▶ [EXERCISE INSTRUCTIONS]:
Quote all entries in full, exactly.

──────── SOURCE MATERIAL

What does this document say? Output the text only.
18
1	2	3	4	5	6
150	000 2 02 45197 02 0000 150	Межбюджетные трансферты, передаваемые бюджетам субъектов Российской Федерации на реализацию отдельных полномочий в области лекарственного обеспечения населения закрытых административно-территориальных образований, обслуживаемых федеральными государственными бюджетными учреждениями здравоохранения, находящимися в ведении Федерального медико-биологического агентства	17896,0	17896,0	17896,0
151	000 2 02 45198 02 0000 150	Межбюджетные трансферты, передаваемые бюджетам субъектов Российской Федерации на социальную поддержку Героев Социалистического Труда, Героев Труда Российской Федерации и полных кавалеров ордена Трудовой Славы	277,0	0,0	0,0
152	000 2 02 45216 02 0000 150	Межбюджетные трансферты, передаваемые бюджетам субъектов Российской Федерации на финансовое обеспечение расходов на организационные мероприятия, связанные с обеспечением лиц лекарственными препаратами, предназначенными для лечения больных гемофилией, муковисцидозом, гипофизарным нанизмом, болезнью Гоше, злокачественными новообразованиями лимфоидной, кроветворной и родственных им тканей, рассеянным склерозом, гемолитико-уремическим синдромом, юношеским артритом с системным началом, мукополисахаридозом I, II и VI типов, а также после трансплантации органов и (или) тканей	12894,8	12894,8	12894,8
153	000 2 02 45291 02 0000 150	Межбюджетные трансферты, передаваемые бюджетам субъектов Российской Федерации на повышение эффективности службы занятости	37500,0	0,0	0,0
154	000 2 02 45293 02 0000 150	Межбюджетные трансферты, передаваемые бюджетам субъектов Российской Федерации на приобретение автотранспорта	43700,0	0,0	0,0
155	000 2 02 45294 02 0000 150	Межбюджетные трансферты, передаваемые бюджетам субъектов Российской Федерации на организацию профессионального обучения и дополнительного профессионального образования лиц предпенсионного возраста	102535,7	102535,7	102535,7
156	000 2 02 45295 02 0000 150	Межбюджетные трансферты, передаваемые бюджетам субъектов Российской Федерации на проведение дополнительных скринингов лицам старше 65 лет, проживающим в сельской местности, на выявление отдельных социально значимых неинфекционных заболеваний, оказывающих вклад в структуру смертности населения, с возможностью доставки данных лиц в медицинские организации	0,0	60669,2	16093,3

────────────────

▶ [EXERCISE ANSWER]:
What does this document say? Output the text only.
18
1	2	3	4	5	6
150	000 2 02 45197 02 0000 150	Межбюджетные трансферты, передаваемые бюджетам субъектов Российской Федерации на реализацию отдельных полномочий в области лекарственного обеспечения населения закрытых административно-территориальных образований, обслуживаемых федеральными государственными бюджетными учреждениями здравоохранения, находящимися в ведении Федерального медико-биологического агентства	17896,0	17896,0	17896,0
151	000 2 02 45198 02 0000 150	Межбюджетные трансферты, передаваемые бюджетам субъектов Российской Федерации на социальную поддержку Героев Социалистического Труда, Героев Труда Российской Федерации и полных кавалеров ордена Трудовой Славы	277,0	0,0	0,0
152	000 2 02 45216 02 0000 150	Межбюджетные трансферты, передаваемые бюджетам субъектов Российской Федерации на финансовое обеспечение расходов на организационные мероприятия, связанные с обеспечением лиц лекарственными препаратами, предназначенными для лечения больных гемофилией, муковисцидозом, гипофизарным нанизмом, болезнью Гоше, злокачественными новообразованиями лимфоидной, кроветворной и родственных им тканей, рассеянным склерозом, гемолитико-уремическим синдромом, юношеским артритом с системным началом, мукополисахаридозом I, II и VI типов, а также после трансплантации органов и (или) тканей	12894,8	12894,8	12894,8
153	000 2 02 45291 02 0000 150	Межбюджетные трансферты, передаваемые бюджетам субъектов Российской Федерации на повышение эффективности службы занятости	37500,0	0,0	0,0
154	000 2 02 45293 02 0000 150	Межбюджетные трансферты, передаваемые бюджетам субъектов Российской Федерации на приобретение автотранспорта	43700,0	0,0	0,0
155	000 2 02 45294 02 0000 150	Межбюджетные трансферты, передаваемые бюджетам субъектов Российской Федерации на организацию профессионального обучения и дополнительного профессионального образования лиц предпенсионного возраста	102535,7	102535,7	102535,7
156	000 2 02 45295 02 0000 150	Межбюджетные трансферты, передаваемые бюджетам субъектов Российской Федерации на проведение дополнительных скринингов лицам старше 65 лет, проживающим в сельской местности, на выявление отдельных социально значимых неинфекционных заболеваний, оказывающих вклад в структуру смертности населения, с возможностью доставки данных лиц в медицинские организации	0,0	60669,2	16093,3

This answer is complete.